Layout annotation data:

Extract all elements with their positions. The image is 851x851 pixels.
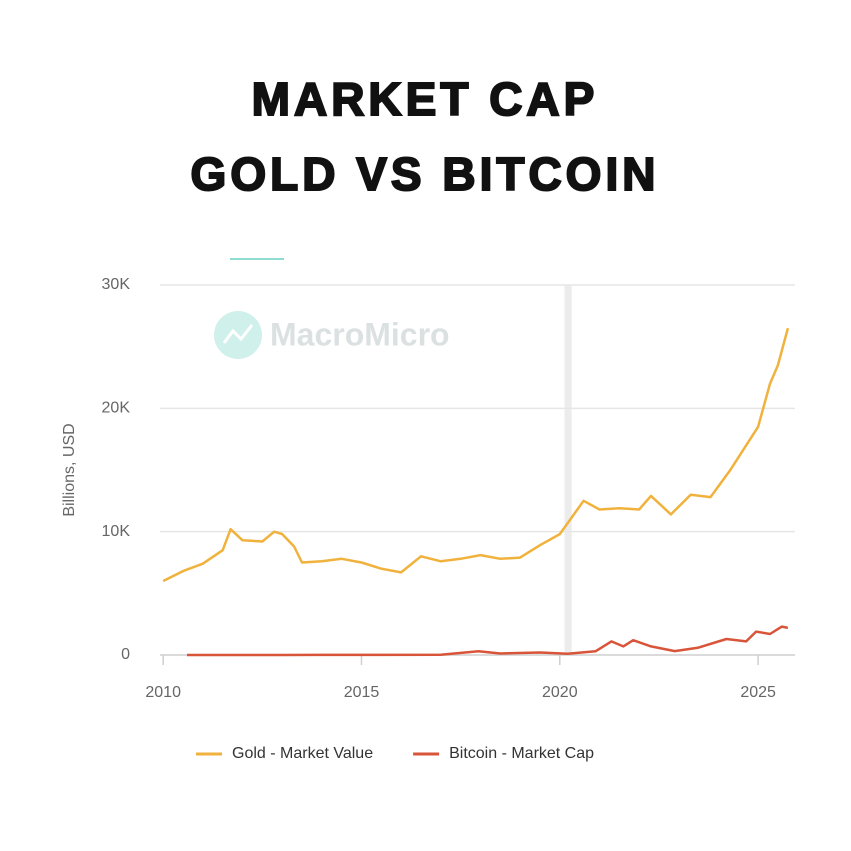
data-line bbox=[162, 327, 790, 583]
data-line bbox=[187, 625, 789, 657]
y-tick-label: 30K bbox=[102, 276, 131, 293]
x-tick-label: 2015 bbox=[344, 684, 380, 701]
chart-title: MARKET CAP bbox=[252, 73, 599, 125]
legend-label: Bitcoin - Market Cap bbox=[449, 745, 594, 762]
legend-label: Gold - Market Value bbox=[232, 745, 373, 762]
highlight-band bbox=[564, 285, 572, 655]
y-tick-label: 20K bbox=[102, 400, 131, 417]
chart-title: GOLD VS BITCOIN bbox=[191, 148, 660, 200]
x-tick-label: 2025 bbox=[740, 684, 776, 701]
watermark-logo bbox=[214, 311, 262, 359]
watermark-logo bbox=[222, 324, 254, 344]
watermark-group: MacroMicro bbox=[214, 311, 450, 359]
y-axis-label: Billions, USD bbox=[61, 423, 78, 516]
x-tick-label: 2010 bbox=[145, 684, 181, 701]
x-tick-label: 2020 bbox=[542, 684, 578, 701]
watermark: MacroMicro bbox=[270, 316, 450, 352]
y-tick-label: 10K bbox=[102, 523, 131, 540]
y-tick-label: 0 bbox=[121, 646, 130, 663]
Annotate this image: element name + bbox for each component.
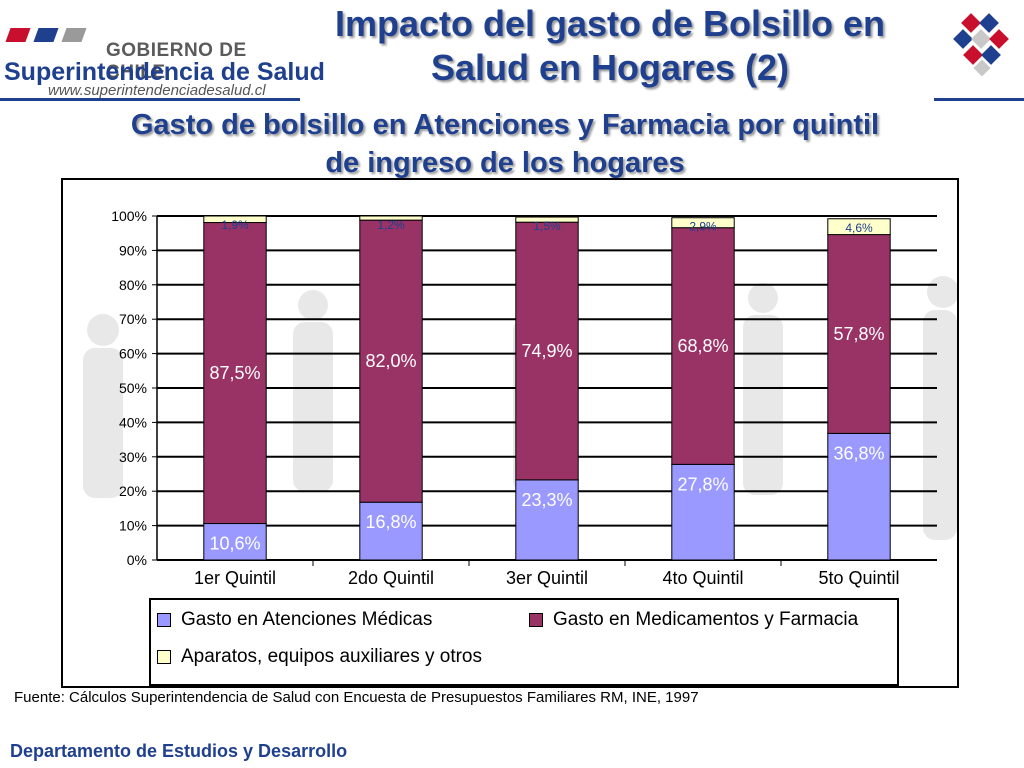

*Task statement:*
Copy out every line of the material above word for word, leaving out the pictures.

*Result for this task:*
Extract all elements with their positions. The image is 851x851 pixels.
data-line bbox=[162, 327, 790, 583]
data-line bbox=[187, 625, 789, 657]
y-tick-label: 30K bbox=[102, 276, 131, 293]
x-tick-label: 2015 bbox=[344, 684, 380, 701]
chart-title: MARKET CAP bbox=[252, 73, 599, 125]
legend-label: Bitcoin - Market Cap bbox=[449, 745, 594, 762]
legend-label: Gold - Market Value bbox=[232, 745, 373, 762]
highlight-band bbox=[564, 285, 572, 655]
y-tick-label: 20K bbox=[102, 400, 131, 417]
chart-title: GOLD VS BITCOIN bbox=[191, 148, 660, 200]
x-tick-label: 2025 bbox=[740, 684, 776, 701]
watermark-logo bbox=[214, 311, 262, 359]
watermark-logo bbox=[222, 324, 254, 344]
watermark-group: MacroMicro bbox=[214, 311, 450, 359]
y-axis-label: Billions, USD bbox=[61, 423, 78, 516]
x-tick-label: 2010 bbox=[145, 684, 181, 701]
x-tick-label: 2020 bbox=[542, 684, 578, 701]
watermark: MacroMicro bbox=[270, 316, 450, 352]
y-tick-label: 10K bbox=[102, 523, 131, 540]
y-tick-label: 0 bbox=[121, 646, 130, 663]
Annotate this image: element name + bbox for each component.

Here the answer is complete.